(Input for this task):

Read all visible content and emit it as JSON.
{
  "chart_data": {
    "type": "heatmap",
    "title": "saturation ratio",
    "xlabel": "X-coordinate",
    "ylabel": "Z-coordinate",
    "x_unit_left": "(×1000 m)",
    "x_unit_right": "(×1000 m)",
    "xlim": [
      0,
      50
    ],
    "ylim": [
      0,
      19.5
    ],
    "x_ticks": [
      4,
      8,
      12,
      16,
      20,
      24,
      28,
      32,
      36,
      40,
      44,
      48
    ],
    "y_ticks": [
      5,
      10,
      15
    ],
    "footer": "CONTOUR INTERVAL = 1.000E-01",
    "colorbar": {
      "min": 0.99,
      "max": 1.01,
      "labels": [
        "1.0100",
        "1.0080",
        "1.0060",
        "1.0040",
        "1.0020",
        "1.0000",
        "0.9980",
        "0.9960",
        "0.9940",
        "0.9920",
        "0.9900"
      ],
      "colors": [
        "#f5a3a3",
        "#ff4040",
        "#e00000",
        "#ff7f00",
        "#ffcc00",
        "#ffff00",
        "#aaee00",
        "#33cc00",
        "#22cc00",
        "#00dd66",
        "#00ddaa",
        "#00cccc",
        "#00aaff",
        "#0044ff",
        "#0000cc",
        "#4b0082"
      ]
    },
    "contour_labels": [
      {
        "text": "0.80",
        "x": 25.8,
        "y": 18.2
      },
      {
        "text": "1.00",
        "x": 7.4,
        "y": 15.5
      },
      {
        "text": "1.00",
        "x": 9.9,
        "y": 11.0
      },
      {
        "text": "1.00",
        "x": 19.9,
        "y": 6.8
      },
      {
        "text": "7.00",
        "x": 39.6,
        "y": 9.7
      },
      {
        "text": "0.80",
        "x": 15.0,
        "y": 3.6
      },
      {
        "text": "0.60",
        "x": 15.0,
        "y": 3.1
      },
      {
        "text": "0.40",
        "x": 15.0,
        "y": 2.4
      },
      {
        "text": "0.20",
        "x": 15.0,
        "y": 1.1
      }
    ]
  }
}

(Task instructions): Exactly as written above, please repeat the entries.

(Written response):
Read all visible content and emit it as JSON.
{
  "chart_data": {
    "type": "heatmap",
    "title": "saturation ratio",
    "xlabel": "X-coordinate",
    "ylabel": "Z-coordinate",
    "x_unit_left": "(×1000 m)",
    "x_unit_right": "(×1000 m)",
    "xlim": [
      0,
      50
    ],
    "ylim": [
      0,
      19.5
    ],
    "x_ticks": [
      4,
      8,
      12,
      16,
      20,
      24,
      28,
      32,
      36,
      40,
      44,
      48
    ],
    "y_ticks": [
      5,
      10,
      15
    ],
    "footer": "CONTOUR INTERVAL = 1.000E-01",
    "colorbar": {
      "min": 0.99,
      "max": 1.01,
      "labels": [
        "1.0100",
        "1.0080",
        "1.0060",
        "1.0040",
        "1.0020",
        "1.0000",
        "0.9980",
        "0.9960",
        "0.9940",
        "0.9920",
        "0.9900"
      ],
      "colors": [
        "#f5a3a3",
        "#ff4040",
        "#e00000",
        "#ff7f00",
        "#ffcc00",
        "#ffff00",
        "#aaee00",
        "#33cc00",
        "#22cc00",
        "#00dd66",
        "#00ddaa",
        "#00cccc",
        "#00aaff",
        "#0044ff",
        "#0000cc",
        "#4b0082"
      ]
    },
    "contour_labels": [
      {
        "text": "0.80",
        "x": 25.8,
        "y": 18.2
      },
      {
        "text": "1.00",
        "x": 7.4,
        "y": 15.5
      },
      {
        "text": "1.00",
        "x": 9.9,
        "y": 11.0
      },
      {
        "text": "1.00",
        "x": 19.9,
        "y": 6.8
      },
      {
        "text": "7.00",
        "x": 39.6,
        "y": 9.7
      },
      {
        "text": "0.80",
        "x": 15.0,
        "y": 3.6
      },
      {
        "text": "0.60",
        "x": 15.0,
        "y": 3.1
      },
      {
        "text": "0.40",
        "x": 15.0,
        "y": 2.4
      },
      {
        "text": "0.20",
        "x": 15.0,
        "y": 1.1
      }
    ]
  }
}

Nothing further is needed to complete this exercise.